**Written instruction:** From the entries that follow, gather each line holding the word "text".
━━━ Data listing
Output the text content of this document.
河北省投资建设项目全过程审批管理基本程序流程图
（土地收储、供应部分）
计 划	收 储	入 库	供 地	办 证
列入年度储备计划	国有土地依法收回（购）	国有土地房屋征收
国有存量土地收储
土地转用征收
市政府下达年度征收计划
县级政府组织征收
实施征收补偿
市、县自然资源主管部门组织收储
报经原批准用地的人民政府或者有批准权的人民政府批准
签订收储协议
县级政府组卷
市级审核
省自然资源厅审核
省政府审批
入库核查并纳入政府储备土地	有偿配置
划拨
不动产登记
━━━━━━
━━━ Data listing
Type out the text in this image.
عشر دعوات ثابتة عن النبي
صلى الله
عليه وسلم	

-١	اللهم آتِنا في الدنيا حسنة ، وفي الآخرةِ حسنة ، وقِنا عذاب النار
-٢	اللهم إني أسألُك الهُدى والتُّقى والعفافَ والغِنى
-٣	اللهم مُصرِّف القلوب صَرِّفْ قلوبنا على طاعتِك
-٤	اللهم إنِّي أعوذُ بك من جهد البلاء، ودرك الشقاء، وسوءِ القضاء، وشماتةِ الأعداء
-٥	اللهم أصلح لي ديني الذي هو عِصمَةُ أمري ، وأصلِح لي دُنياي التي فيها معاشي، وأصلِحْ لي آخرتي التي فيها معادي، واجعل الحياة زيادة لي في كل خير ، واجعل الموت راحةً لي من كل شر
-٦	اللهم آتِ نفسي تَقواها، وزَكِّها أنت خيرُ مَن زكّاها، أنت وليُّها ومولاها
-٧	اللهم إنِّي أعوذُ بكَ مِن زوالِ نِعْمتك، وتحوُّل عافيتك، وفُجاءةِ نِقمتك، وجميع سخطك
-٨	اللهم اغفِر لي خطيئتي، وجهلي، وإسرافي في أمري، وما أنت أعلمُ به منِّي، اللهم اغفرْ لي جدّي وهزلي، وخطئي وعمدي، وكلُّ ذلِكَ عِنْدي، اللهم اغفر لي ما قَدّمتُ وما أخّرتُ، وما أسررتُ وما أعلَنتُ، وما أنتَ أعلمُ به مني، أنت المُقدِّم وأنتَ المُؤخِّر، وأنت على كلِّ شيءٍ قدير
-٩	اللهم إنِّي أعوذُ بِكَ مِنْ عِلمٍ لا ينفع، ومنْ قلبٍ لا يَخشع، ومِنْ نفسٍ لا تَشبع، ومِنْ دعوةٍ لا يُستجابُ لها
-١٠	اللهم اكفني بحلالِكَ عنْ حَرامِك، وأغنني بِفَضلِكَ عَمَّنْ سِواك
━━━━━━
**Problem solution:**
Output the text content of this document.
Type out the text in this image.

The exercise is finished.